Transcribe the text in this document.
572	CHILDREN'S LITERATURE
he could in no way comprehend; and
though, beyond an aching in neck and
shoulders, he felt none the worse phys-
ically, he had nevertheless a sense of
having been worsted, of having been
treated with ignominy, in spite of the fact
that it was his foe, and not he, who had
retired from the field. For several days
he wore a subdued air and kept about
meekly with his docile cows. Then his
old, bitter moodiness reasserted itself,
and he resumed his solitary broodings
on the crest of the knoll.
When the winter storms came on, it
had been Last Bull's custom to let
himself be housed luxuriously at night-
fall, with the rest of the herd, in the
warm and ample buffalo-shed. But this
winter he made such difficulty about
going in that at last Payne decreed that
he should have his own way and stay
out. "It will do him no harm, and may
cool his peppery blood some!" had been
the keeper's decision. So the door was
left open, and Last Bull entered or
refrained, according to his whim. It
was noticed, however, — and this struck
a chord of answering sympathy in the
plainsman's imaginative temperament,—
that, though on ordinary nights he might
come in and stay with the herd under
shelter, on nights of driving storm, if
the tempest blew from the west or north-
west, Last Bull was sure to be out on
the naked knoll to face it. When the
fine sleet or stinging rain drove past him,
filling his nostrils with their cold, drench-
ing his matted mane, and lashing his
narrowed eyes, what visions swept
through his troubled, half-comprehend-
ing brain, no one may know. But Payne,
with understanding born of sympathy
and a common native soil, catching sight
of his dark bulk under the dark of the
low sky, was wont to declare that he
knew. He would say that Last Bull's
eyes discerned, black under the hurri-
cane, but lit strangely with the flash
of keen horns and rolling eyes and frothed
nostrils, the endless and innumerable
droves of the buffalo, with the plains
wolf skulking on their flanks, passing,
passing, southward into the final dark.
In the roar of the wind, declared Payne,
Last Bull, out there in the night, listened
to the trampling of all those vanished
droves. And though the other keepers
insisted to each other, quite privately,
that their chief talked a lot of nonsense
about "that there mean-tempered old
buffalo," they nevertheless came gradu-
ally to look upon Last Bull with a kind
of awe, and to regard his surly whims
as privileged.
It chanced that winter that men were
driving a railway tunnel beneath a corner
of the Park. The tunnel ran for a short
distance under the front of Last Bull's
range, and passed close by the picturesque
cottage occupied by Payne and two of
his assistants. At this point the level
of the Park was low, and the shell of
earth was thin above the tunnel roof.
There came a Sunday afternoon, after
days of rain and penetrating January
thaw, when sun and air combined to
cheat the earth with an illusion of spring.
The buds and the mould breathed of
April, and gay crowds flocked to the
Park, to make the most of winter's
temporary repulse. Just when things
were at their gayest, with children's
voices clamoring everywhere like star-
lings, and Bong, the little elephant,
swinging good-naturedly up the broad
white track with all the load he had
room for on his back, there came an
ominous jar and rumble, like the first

+--

> Set exercise
Recopy the entries above in their entirety, exactly.

> Full response
Transcribe the text in this document.
572	CHILDREN'S LITERATURE
he could in no way comprehend; and
though, beyond an aching in neck and
shoulders, he felt none the worse phys-
ically, he had nevertheless a sense of
having been worsted, of having been
treated with ignominy, in spite of the fact
that it was his foe, and not he, who had
retired from the field. For several days
he wore a subdued air and kept about
meekly with his docile cows. Then his
old, bitter moodiness reasserted itself,
and he resumed his solitary broodings
on the crest of the knoll.
When the winter storms came on, it
had been Last Bull's custom to let
himself be housed luxuriously at night-
fall, with the rest of the herd, in the
warm and ample buffalo-shed. But this
winter he made such difficulty about
going in that at last Payne decreed that
he should have his own way and stay
out. "It will do him no harm, and may
cool his peppery blood some!" had been
the keeper's decision. So the door was
left open, and Last Bull entered or
refrained, according to his whim. It
was noticed, however, — and this struck
a chord of answering sympathy in the
plainsman's imaginative temperament,—
that, though on ordinary nights he might
come in and stay with the herd under
shelter, on nights of driving storm, if
the tempest blew from the west or north-
west, Last Bull was sure to be out on
the naked knoll to face it. When the
fine sleet or stinging rain drove past him,
filling his nostrils with their cold, drench-
ing his matted mane, and lashing his
narrowed eyes, what visions swept
through his troubled, half-comprehend-
ing brain, no one may know. But Payne,
with understanding born of sympathy
and a common native soil, catching sight
of his dark bulk under the dark of the
low sky, was wont to declare that he
knew. He would say that Last Bull's
eyes discerned, black under the hurri-
cane, but lit strangely with the flash
of keen horns and rolling eyes and frothed
nostrils, the endless and innumerable
droves of the buffalo, with the plains
wolf skulking on their flanks, passing,
passing, southward into the final dark.
In the roar of the wind, declared Payne,
Last Bull, out there in the night, listened
to the trampling of all those vanished
droves. And though the other keepers
insisted to each other, quite privately,
that their chief talked a lot of nonsense
about "that there mean-tempered old
buffalo," they nevertheless came gradu-
ally to look upon Last Bull with a kind
of awe, and to regard his surly whims
as privileged.
It chanced that winter that men were
driving a railway tunnel beneath a corner
of the Park. The tunnel ran for a short
distance under the front of Last Bull's
range, and passed close by the picturesque
cottage occupied by Payne and two of
his assistants. At this point the level
of the Park was low, and the shell of
earth was thin above the tunnel roof.
There came a Sunday afternoon, after
days of rain and penetrating January
thaw, when sun and air combined to
cheat the earth with an illusion of spring.
The buds and the mould breathed of
April, and gay crowds flocked to the
Park, to make the most of winter's
temporary repulse. Just when things
were at their gayest, with children's
voices clamoring everywhere like star-
lings, and Bong, the little elephant,
swinging good-naturedly up the broad
white track with all the load he had
room for on his back, there came an
ominous jar and rumble, like the first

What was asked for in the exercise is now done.